→ **Exercise directions**
Give every entry again, unchanged, and leave its images out.

→ **Material**
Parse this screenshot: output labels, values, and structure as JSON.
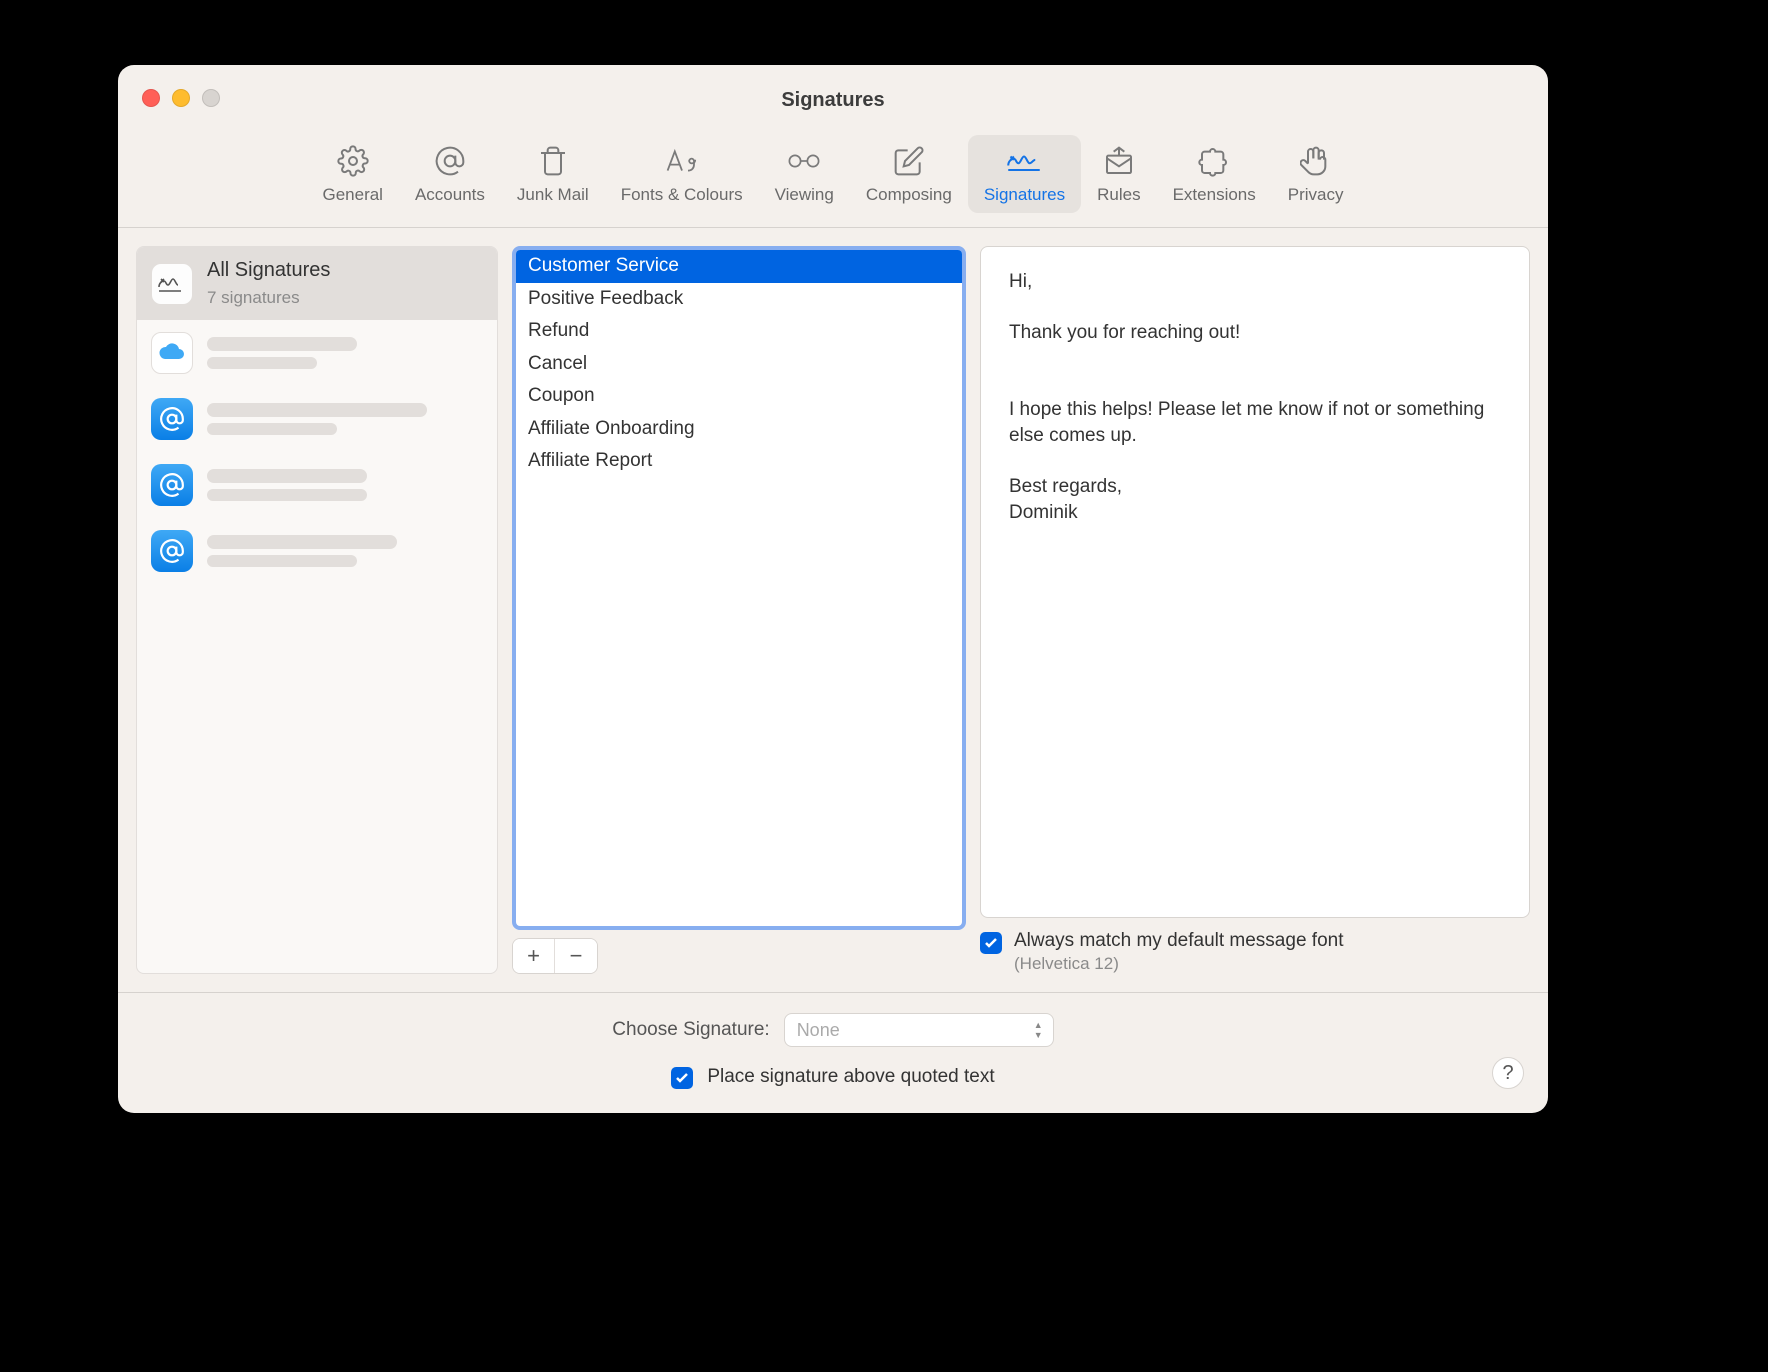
{
  "window": {
    "title": "Signatures"
  },
  "toolbar": {
    "items": [
      {
        "label": "General"
      },
      {
        "label": "Accounts"
      },
      {
        "label": "Junk Mail"
      },
      {
        "label": "Fonts & Colours"
      },
      {
        "label": "Viewing"
      },
      {
        "label": "Composing"
      },
      {
        "label": "Signatures"
      },
      {
        "label": "Rules"
      },
      {
        "label": "Extensions"
      },
      {
        "label": "Privacy"
      }
    ]
  },
  "sidebar": {
    "all": {
      "title": "All Signatures",
      "sub": "7 signatures"
    }
  },
  "signatures": [
    "Customer Service",
    "Positive Feedback",
    "Refund",
    "Cancel",
    "Coupon",
    "Affiliate Onboarding",
    "Affiliate Report"
  ],
  "preview": "Hi,\n\nThank you for reaching out!\n\n\nI hope this helps! Please let me know if not or something else comes up.\n\nBest regards,\nDominik",
  "options": {
    "match_font_label": "Always match my default message font",
    "match_font_sub": "(Helvetica 12)",
    "choose_label": "Choose Signature:",
    "choose_value": "None",
    "place_above_label": "Place signature above quoted text"
  }
}
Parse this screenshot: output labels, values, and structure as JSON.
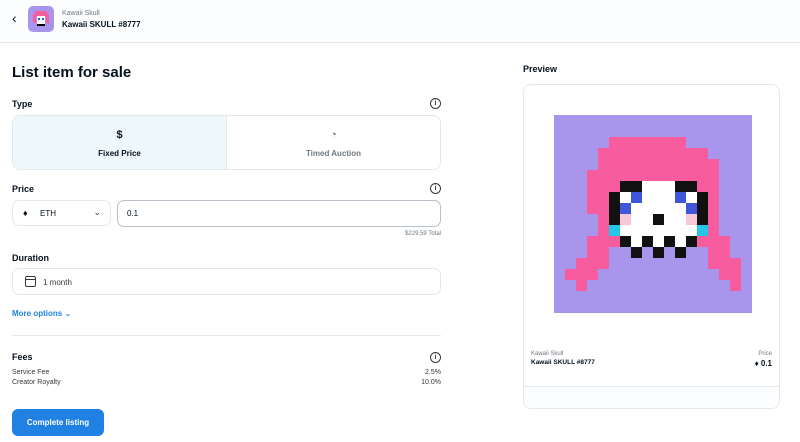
{
  "header": {
    "back_icon": "chevron-left-icon",
    "collection_name": "Kawaii Skull",
    "item_name": "Kawaii SKULL #8777"
  },
  "form": {
    "title": "List item for sale",
    "type_label": "Type",
    "type_options": [
      {
        "label": "Fixed Price",
        "icon": "$",
        "selected": true
      },
      {
        "label": "Timed Auction",
        "icon": "◔",
        "selected": false
      }
    ],
    "price_label": "Price",
    "currency": "ETH",
    "price_value": "0.1",
    "usd_total": "$229.59 Total",
    "duration_label": "Duration",
    "duration_value": "1 month",
    "more_options": "More options",
    "fees_label": "Fees",
    "fees": [
      {
        "name": "Service Fee",
        "value": "2.5%"
      },
      {
        "name": "Creator Royalty",
        "value": "10.0%"
      }
    ],
    "submit_label": "Complete listing"
  },
  "preview": {
    "title": "Preview",
    "collection_name": "Kawaii Skull",
    "item_name": "Kawaii SKULL #8777",
    "price_label": "Price",
    "price_value": "0.1"
  },
  "colors": {
    "accent": "#2081e2",
    "art_background": "#a896ec",
    "hair": "#f75d9e",
    "selected_option_bg": "#eef7fc"
  }
}
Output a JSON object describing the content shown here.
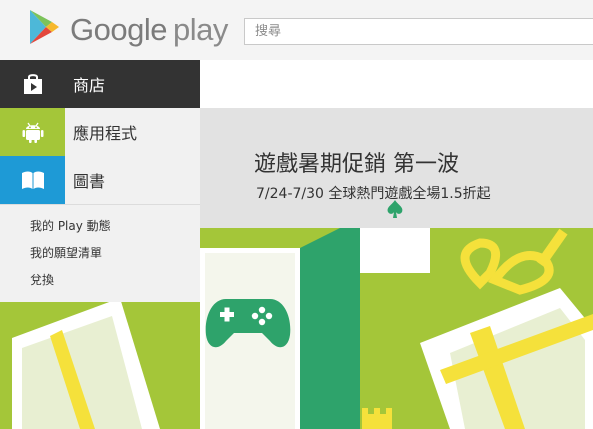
{
  "header": {
    "logo_text": "Google",
    "logo_play": "play",
    "search_placeholder": "搜尋",
    "icons": {
      "logo": "google-play-logo"
    }
  },
  "nav": {
    "items": [
      {
        "label": "商店",
        "icon": "shopping-bag-icon",
        "color": "#333333"
      },
      {
        "label": "應用程式",
        "icon": "android-icon",
        "color": "#a4c639"
      },
      {
        "label": "圖書",
        "icon": "book-icon",
        "color": "#1e9ad6"
      }
    ],
    "links": [
      {
        "label": "我的 Play 動態"
      },
      {
        "label": "我的願望清單"
      },
      {
        "label": "兌換"
      }
    ]
  },
  "hero": {
    "title": "遊戲暑期促銷 第一波",
    "subtitle": "7/24-7/30 全球熱門遊戲全場1.5折起",
    "colors": {
      "background": "#a4c639",
      "band": "#e2e2e2",
      "accent_green": "#2ea36b",
      "ribbon": "#f5e13b"
    }
  }
}
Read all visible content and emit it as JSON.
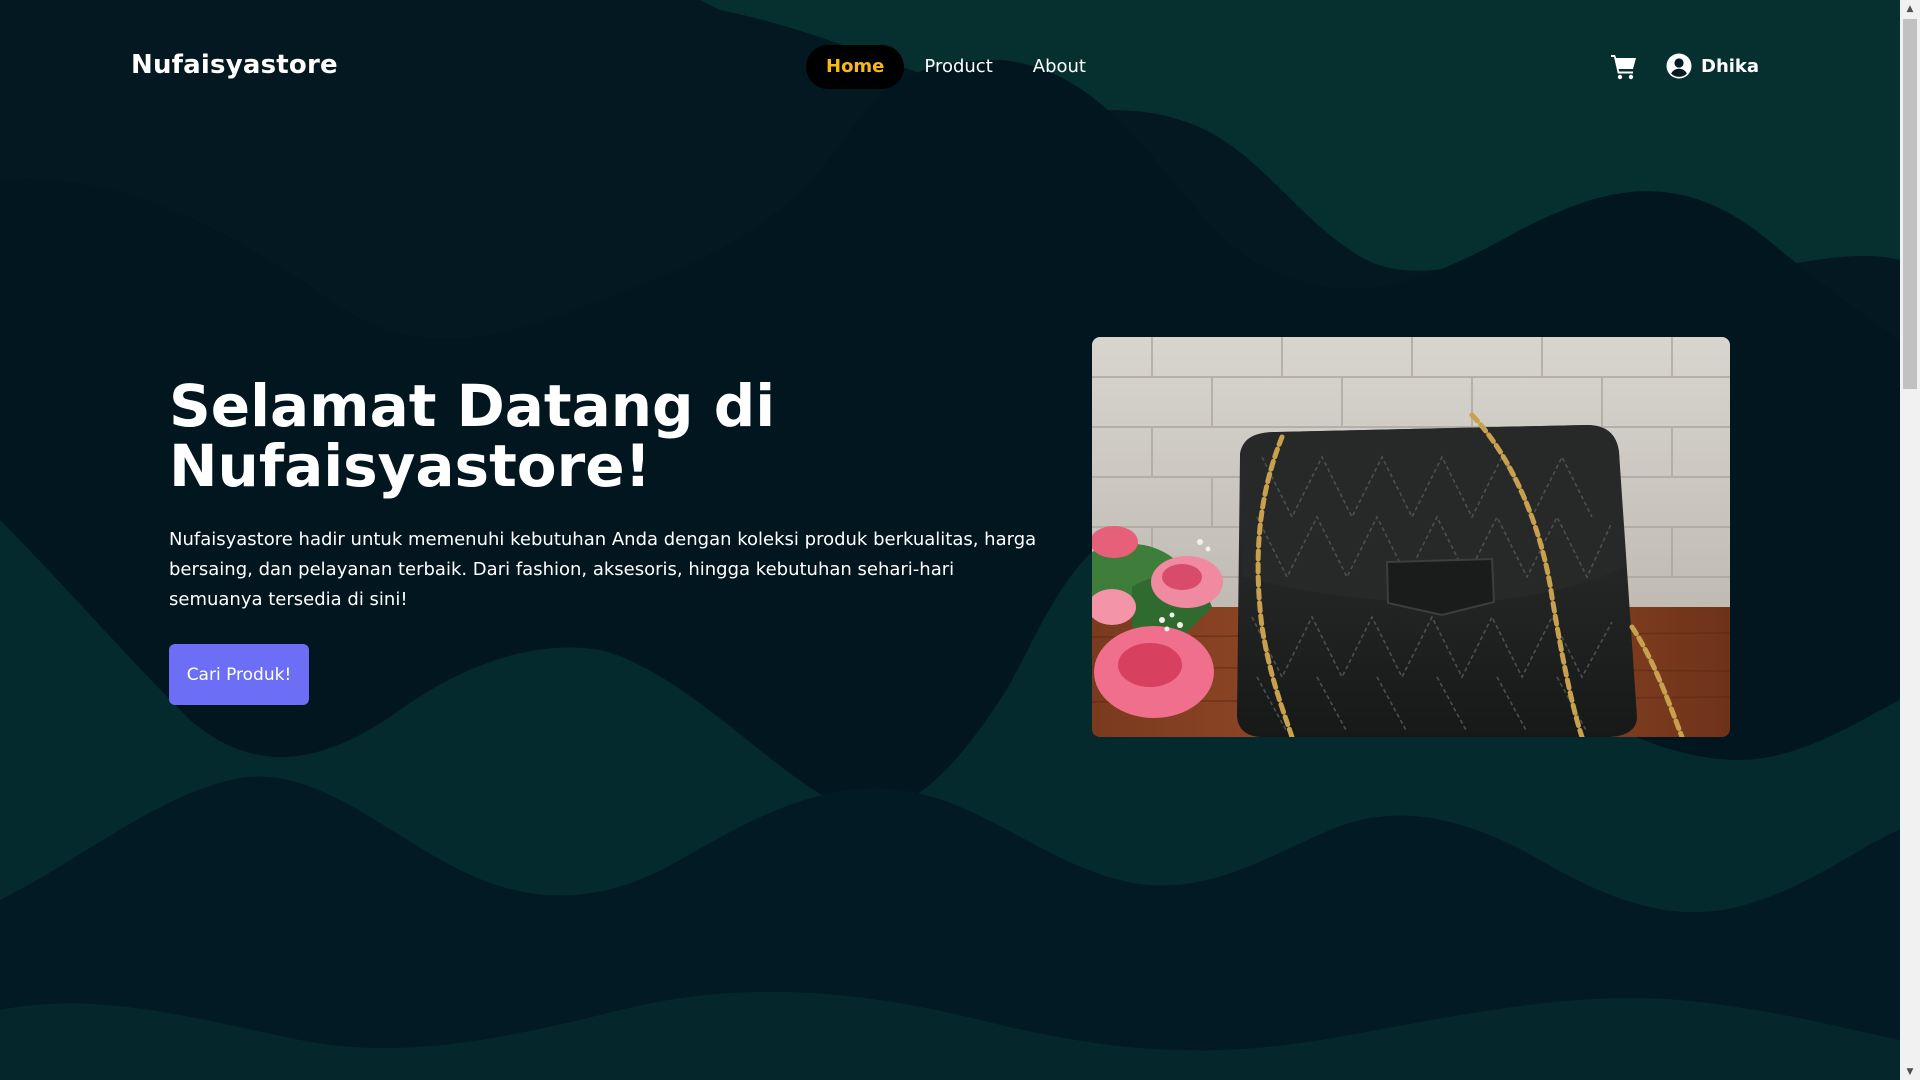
{
  "brand": "Nufaisyastore",
  "nav": {
    "items": [
      {
        "label": "Home",
        "active": true
      },
      {
        "label": "Product",
        "active": false
      },
      {
        "label": "About",
        "active": false
      }
    ]
  },
  "header_right": {
    "cart_icon": "cart-icon",
    "user_icon": "user-circle-icon",
    "user_name": "Dhika"
  },
  "hero": {
    "title_line1": "Selamat Datang di",
    "title_line2": "Nufaisyastore!",
    "description": "Nufaisyastore hadir untuk memenuhi kebutuhan Anda dengan koleksi produk berkualitas, harga bersaing, dan pelayanan terbaik. Dari fashion, aksesoris, hingga kebutuhan sehari-hari semuanya tersedia di sini!",
    "cta_label": "Cari Produk!"
  },
  "colors": {
    "background_dark": "#02111a",
    "wave_teal": "#06302f",
    "active_nav_text": "#f7b91a",
    "active_nav_bg": "#000000",
    "cta_bg": "#6c6ff5"
  }
}
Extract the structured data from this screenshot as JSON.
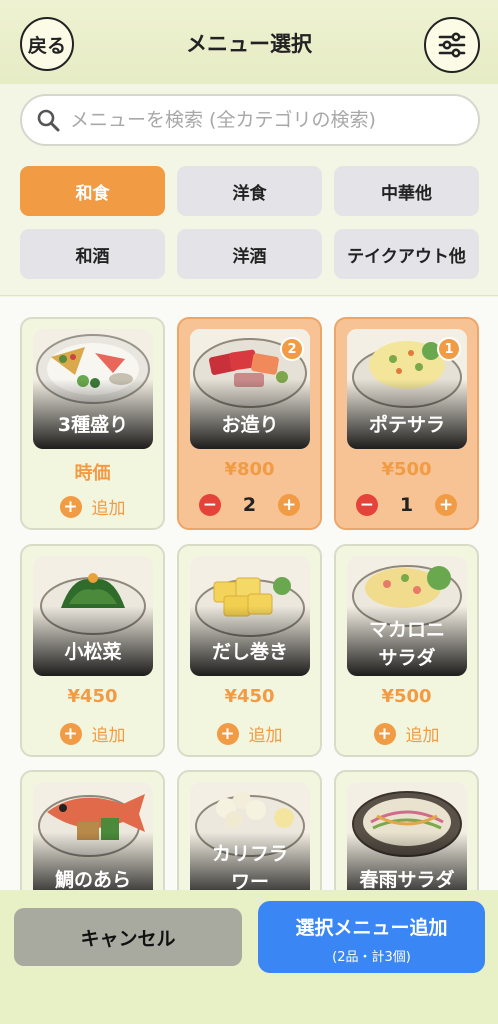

→ **Solution for this task**
Parse this screenshot: output labels, values, and structure as JSON.
{
  "window": {
    "title": "Signatures"
  },
  "toolbar": {
    "items": [
      {
        "label": "General"
      },
      {
        "label": "Accounts"
      },
      {
        "label": "Junk Mail"
      },
      {
        "label": "Fonts & Colours"
      },
      {
        "label": "Viewing"
      },
      {
        "label": "Composing"
      },
      {
        "label": "Signatures"
      },
      {
        "label": "Rules"
      },
      {
        "label": "Extensions"
      },
      {
        "label": "Privacy"
      }
    ]
  },
  "sidebar": {
    "all": {
      "title": "All Signatures",
      "sub": "7 signatures"
    }
  },
  "signatures": [
    "Customer Service",
    "Positive Feedback",
    "Refund",
    "Cancel",
    "Coupon",
    "Affiliate Onboarding",
    "Affiliate Report"
  ],
  "preview": "Hi,\n\nThank you for reaching out!\n\n\nI hope this helps! Please let me know if not or something else comes up.\n\nBest regards,\nDominik",
  "options": {
    "match_font_label": "Always match my default message font",
    "match_font_sub": "(Helvetica 12)",
    "choose_label": "Choose Signature:",
    "choose_value": "None",
    "place_above_label": "Place signature above quoted text"
  }
}
Parse this screenshot: output labels, values, and structure as JSON.
{
  "header": {
    "back_icon": "chevron-left-icon",
    "collection_name": "Kawaii Skull",
    "item_name": "Kawaii SKULL #8777"
  },
  "form": {
    "title": "List item for sale",
    "type_label": "Type",
    "type_options": [
      {
        "label": "Fixed Price",
        "icon": "$",
        "selected": true
      },
      {
        "label": "Timed Auction",
        "icon": "◔",
        "selected": false
      }
    ],
    "price_label": "Price",
    "currency": "ETH",
    "price_value": "0.1",
    "usd_total": "$229.59 Total",
    "duration_label": "Duration",
    "duration_value": "1 month",
    "more_options": "More options",
    "fees_label": "Fees",
    "fees": [
      {
        "name": "Service Fee",
        "value": "2.5%"
      },
      {
        "name": "Creator Royalty",
        "value": "10.0%"
      }
    ],
    "submit_label": "Complete listing"
  },
  "preview": {
    "title": "Preview",
    "collection_name": "Kawaii Skull",
    "item_name": "Kawaii SKULL #8777",
    "price_label": "Price",
    "price_value": "0.1"
  },
  "colors": {
    "accent": "#2081e2",
    "art_background": "#a896ec",
    "hair": "#f75d9e",
    "selected_option_bg": "#eef7fc"
  }
}
Output a JSON object describing the content shown here.
{
  "header": {
    "logo_text": "Google",
    "logo_play": "play",
    "search_placeholder": "搜尋",
    "icons": {
      "logo": "google-play-logo"
    }
  },
  "nav": {
    "items": [
      {
        "label": "商店",
        "icon": "shopping-bag-icon",
        "color": "#333333"
      },
      {
        "label": "應用程式",
        "icon": "android-icon",
        "color": "#a4c639"
      },
      {
        "label": "圖書",
        "icon": "book-icon",
        "color": "#1e9ad6"
      }
    ],
    "links": [
      {
        "label": "我的 Play 動態"
      },
      {
        "label": "我的願望清單"
      },
      {
        "label": "兌換"
      }
    ]
  },
  "hero": {
    "title": "遊戲暑期促銷 第一波",
    "subtitle": "7/24-7/30 全球熱門遊戲全場1.5折起",
    "colors": {
      "background": "#a4c639",
      "band": "#e2e2e2",
      "accent_green": "#2ea36b",
      "ribbon": "#f5e13b"
    }
  }
}
Read all visible content and emit it as JSON.
{
  "brand": "Nufaisyastore",
  "nav": {
    "items": [
      {
        "label": "Home",
        "active": true
      },
      {
        "label": "Product",
        "active": false
      },
      {
        "label": "About",
        "active": false
      }
    ]
  },
  "header_right": {
    "cart_icon": "cart-icon",
    "user_icon": "user-circle-icon",
    "user_name": "Dhika"
  },
  "hero": {
    "title_line1": "Selamat Datang di",
    "title_line2": "Nufaisyastore!",
    "description": "Nufaisyastore hadir untuk memenuhi kebutuhan Anda dengan koleksi produk berkualitas, harga bersaing, dan pelayanan terbaik. Dari fashion, aksesoris, hingga kebutuhan sehari-hari semuanya tersedia di sini!",
    "cta_label": "Cari Produk!"
  },
  "colors": {
    "background_dark": "#02111a",
    "wave_teal": "#06302f",
    "active_nav_text": "#f7b91a",
    "active_nav_bg": "#000000",
    "cta_bg": "#6c6ff5"
  }
}
Extract the structured data from this screenshot as JSON.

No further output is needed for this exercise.